Can all of these lines be returned exactly?

(Data entries)
┌────────

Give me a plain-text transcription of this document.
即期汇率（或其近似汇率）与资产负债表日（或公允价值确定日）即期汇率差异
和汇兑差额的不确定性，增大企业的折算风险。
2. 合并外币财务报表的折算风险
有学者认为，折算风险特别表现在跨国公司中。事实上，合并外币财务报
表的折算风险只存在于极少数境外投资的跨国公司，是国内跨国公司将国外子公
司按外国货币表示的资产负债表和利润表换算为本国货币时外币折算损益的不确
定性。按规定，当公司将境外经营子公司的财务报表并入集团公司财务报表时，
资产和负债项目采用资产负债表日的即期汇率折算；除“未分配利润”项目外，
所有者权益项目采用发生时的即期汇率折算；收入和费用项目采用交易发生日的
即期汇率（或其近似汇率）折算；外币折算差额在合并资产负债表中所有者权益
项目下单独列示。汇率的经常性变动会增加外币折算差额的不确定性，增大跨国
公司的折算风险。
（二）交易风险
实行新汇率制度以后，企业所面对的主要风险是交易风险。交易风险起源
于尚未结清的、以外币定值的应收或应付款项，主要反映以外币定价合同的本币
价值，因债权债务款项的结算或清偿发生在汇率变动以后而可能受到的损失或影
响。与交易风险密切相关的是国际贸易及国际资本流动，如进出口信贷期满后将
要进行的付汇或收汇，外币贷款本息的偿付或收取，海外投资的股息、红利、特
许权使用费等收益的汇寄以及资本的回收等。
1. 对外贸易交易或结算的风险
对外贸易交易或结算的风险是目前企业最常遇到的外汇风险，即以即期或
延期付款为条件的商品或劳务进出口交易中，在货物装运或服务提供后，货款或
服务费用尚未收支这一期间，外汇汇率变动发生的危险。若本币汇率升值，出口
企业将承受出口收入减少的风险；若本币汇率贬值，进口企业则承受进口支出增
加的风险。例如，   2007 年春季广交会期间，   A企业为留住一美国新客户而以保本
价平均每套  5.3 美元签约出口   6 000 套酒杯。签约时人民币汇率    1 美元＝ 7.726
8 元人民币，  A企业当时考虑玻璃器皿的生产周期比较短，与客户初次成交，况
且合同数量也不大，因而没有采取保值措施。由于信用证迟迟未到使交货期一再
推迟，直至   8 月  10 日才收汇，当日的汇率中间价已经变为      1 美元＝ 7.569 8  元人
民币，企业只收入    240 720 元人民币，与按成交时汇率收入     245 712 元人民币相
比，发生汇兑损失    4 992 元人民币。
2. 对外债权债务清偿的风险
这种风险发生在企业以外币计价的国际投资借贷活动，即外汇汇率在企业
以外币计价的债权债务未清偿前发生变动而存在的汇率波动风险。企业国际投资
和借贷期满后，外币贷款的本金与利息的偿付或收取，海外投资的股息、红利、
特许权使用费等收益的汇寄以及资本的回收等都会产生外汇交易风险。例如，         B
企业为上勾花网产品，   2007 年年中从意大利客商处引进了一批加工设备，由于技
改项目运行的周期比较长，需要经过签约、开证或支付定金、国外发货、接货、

└────────

Written solution |
Give me a plain-text transcription of this document.
即期汇率（或其近似汇率）与资产负债表日（或公允价值确定日）即期汇率差异
和汇兑差额的不确定性，增大企业的折算风险。
2. 合并外币财务报表的折算风险
有学者认为，折算风险特别表现在跨国公司中。事实上，合并外币财务报
表的折算风险只存在于极少数境外投资的跨国公司，是国内跨国公司将国外子公
司按外国货币表示的资产负债表和利润表换算为本国货币时外币折算损益的不确
定性。按规定，当公司将境外经营子公司的财务报表并入集团公司财务报表时，
资产和负债项目采用资产负债表日的即期汇率折算；除“未分配利润”项目外，
所有者权益项目采用发生时的即期汇率折算；收入和费用项目采用交易发生日的
即期汇率（或其近似汇率）折算；外币折算差额在合并资产负债表中所有者权益
项目下单独列示。汇率的经常性变动会增加外币折算差额的不确定性，增大跨国
公司的折算风险。
（二）交易风险
实行新汇率制度以后，企业所面对的主要风险是交易风险。交易风险起源
于尚未结清的、以外币定值的应收或应付款项，主要反映以外币定价合同的本币
价值，因债权债务款项的结算或清偿发生在汇率变动以后而可能受到的损失或影
响。与交易风险密切相关的是国际贸易及国际资本流动，如进出口信贷期满后将
要进行的付汇或收汇，外币贷款本息的偿付或收取，海外投资的股息、红利、特
许权使用费等收益的汇寄以及资本的回收等。
1. 对外贸易交易或结算的风险
对外贸易交易或结算的风险是目前企业最常遇到的外汇风险，即以即期或
延期付款为条件的商品或劳务进出口交易中，在货物装运或服务提供后，货款或
服务费用尚未收支这一期间，外汇汇率变动发生的危险。若本币汇率升值，出口
企业将承受出口收入减少的风险；若本币汇率贬值，进口企业则承受进口支出增
加的风险。例如，   2007 年春季广交会期间，   A企业为留住一美国新客户而以保本
价平均每套  5.3 美元签约出口   6 000 套酒杯。签约时人民币汇率    1 美元＝ 7.726
8 元人民币，  A企业当时考虑玻璃器皿的生产周期比较短，与客户初次成交，况
且合同数量也不大，因而没有采取保值措施。由于信用证迟迟未到使交货期一再
推迟，直至   8 月  10 日才收汇，当日的汇率中间价已经变为      1 美元＝ 7.569 8  元人
民币，企业只收入    240 720 元人民币，与按成交时汇率收入     245 712 元人民币相
比，发生汇兑损失    4 992 元人民币。
2. 对外债权债务清偿的风险
这种风险发生在企业以外币计价的国际投资借贷活动，即外汇汇率在企业
以外币计价的债权债务未清偿前发生变动而存在的汇率波动风险。企业国际投资
和借贷期满后，外币贷款的本金与利息的偿付或收取，海外投资的股息、红利、
特许权使用费等收益的汇寄以及资本的回收等都会产生外汇交易风险。例如，         B
企业为上勾花网产品，   2007 年年中从意大利客商处引进了一批加工设备，由于技
改项目运行的周期比较长，需要经过签约、开证或支付定金、国外发货、接货、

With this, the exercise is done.